Task set:
- A) From the commentary on Abraham, restate the paragraph that opens "So, G-d sends three angels" as a short list that keeps its main facts.
- B) Decide whether each statement agrees with the commentary on Abraham. Answer yes or no for each, and quote the words that settle it: (i) Abraham is 99 years old; (ii) both angels bring good news; (iii) Maimonides holds that the story of Isaac was a dream.
- C) Reproduce the stretch of the commentary on Abraham from "Picture this: Abraham" through "out of commission.", swapping "heat wave" for "dry spell".

Excerpt provided:
-=-=-

A Time for Silence
Now the Lord appeared to him in the plains of Mamre, and he was sitting at the entrance of the tent when the day was hot. [Genesis. 18:1]
Nobody said the life of a biblical patriarch would be easy.
Picture this: Abraham has just been circumcised. He’s 99 years old and he’s in great pain. He’s also longing to do something good for people, but Hebron is in the middle of a heat wave and Sarah is out of commission.
So, G-d sends three angels dressed up as Bedouins. Abraham drops everything and runs to the visitors, begging them to come in. He brings them water to wash their feet. He prepares the finest meal and sits them under the cool shade of a tree.
And he said, “My lords, if only I have found favor in your eyes, please do not pass on from beside your servant. Please let a little water be taken, and bathe your feet, and recline under the tree. [Genesis. 18: 3-4]
But the angels have come on business. One brings great news: Sarah will have a child in another year. The other has not such good news: Evil Sodom and its sister city Gomorrah will be destroyed.
A lesser man would have thought: Good, let them burn, and by the way, do you have any Tylenol?
But Abraham is a father of the world. His mantra is everybody counts. His first question to G-d is “Will you annihilate the righteous with the wicked?”
Now, let’s look at the end of this week’s Torah portion of Vayeira. Here, G-d tells Abraham to take his only son and bring him for a sacrifice. Daddy doesn’t say a word. Don’t the same rules apply to his son as to evil Sodom? Is there any question whether Isaac is righteous?
This exchange puzzled the sages for thousands of years. Moses Ben Maimon, or Maimonides, says in his “Guide for the Perplexed” that the story of Isaac was a dream, a divine vision as others experienced by the patriarchs.

-=-=-

Extracted material:

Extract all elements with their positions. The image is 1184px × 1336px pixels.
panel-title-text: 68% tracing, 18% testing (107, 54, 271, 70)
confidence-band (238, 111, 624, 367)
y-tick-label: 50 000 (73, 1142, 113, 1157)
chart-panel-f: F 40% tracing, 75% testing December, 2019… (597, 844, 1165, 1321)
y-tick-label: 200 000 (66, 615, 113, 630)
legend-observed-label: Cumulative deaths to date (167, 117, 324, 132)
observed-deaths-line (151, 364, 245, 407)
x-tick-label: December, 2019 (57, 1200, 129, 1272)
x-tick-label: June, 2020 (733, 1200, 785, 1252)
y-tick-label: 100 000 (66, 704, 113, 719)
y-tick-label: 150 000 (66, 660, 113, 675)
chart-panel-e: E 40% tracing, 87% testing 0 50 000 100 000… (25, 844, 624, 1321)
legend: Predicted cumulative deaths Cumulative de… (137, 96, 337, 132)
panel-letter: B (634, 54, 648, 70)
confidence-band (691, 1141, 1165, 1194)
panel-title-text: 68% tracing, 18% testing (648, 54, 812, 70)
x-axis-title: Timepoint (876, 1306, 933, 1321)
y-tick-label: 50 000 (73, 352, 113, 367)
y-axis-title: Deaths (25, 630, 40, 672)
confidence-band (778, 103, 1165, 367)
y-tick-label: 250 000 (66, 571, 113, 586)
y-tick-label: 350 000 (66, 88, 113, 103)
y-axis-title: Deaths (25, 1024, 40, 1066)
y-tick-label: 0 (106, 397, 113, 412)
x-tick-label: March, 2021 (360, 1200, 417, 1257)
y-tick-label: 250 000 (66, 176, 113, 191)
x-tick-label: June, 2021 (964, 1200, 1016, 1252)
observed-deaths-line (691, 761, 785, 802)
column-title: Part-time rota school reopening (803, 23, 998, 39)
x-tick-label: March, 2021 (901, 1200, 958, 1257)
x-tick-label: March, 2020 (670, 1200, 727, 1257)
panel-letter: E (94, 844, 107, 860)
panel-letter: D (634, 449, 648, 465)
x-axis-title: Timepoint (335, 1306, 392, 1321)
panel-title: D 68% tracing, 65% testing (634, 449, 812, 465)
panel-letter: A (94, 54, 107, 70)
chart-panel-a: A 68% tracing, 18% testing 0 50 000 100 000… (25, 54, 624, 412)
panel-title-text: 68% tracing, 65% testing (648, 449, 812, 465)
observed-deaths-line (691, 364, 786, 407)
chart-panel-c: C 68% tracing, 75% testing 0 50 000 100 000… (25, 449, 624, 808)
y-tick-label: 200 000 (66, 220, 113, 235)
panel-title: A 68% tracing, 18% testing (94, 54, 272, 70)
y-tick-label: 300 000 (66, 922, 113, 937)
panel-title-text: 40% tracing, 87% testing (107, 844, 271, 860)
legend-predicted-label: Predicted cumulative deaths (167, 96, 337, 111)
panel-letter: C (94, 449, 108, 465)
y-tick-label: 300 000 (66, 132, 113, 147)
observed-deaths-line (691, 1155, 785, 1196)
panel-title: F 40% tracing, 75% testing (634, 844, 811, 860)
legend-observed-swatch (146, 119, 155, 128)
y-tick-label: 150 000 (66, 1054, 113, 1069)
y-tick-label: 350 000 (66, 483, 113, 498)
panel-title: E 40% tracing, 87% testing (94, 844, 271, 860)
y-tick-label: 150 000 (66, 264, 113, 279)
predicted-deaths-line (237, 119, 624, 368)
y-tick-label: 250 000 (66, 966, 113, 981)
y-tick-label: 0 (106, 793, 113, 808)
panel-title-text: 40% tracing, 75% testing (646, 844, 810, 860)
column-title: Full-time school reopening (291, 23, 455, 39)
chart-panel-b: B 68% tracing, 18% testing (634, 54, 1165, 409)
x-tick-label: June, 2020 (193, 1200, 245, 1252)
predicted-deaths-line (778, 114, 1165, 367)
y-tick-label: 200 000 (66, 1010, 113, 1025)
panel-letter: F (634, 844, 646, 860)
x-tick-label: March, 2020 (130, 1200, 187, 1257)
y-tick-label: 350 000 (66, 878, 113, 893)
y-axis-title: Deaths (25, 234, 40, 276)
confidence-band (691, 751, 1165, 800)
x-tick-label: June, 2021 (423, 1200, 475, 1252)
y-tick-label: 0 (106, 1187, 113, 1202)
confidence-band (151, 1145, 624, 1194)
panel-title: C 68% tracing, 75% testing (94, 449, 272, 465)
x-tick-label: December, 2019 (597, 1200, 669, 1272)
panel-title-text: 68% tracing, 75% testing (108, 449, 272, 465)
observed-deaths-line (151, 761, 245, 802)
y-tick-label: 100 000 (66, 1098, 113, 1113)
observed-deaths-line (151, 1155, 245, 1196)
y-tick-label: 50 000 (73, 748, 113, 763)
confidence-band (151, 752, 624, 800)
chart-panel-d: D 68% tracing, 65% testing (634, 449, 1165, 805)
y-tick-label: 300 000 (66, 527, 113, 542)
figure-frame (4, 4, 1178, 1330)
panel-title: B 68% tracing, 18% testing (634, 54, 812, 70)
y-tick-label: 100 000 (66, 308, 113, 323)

-=-=-

Results for the exercise:
- A)
- G-d sends three angels disguised as Bedouins.
- Abraham leaves everything, runs to them, and begs them to come in.
- He brings water to wash their feet.
- He prepares the finest meal and seats them in the cool shade of a tree.

- B)
(i) Yes: "He’s 99 years old and he’s in great pain."
(ii) No: "The other has not such good news"
(iii) Yes: "the story of Isaac was a dream, a divine vision as others experienced by the patriarchs."

- C)
Picture this: Abraham has just been circumcised. He’s 99 years old and he’s in great pain. He’s also longing to do something good for people, but Hebron is in the middle of a dry spell and Sarah is out of commission.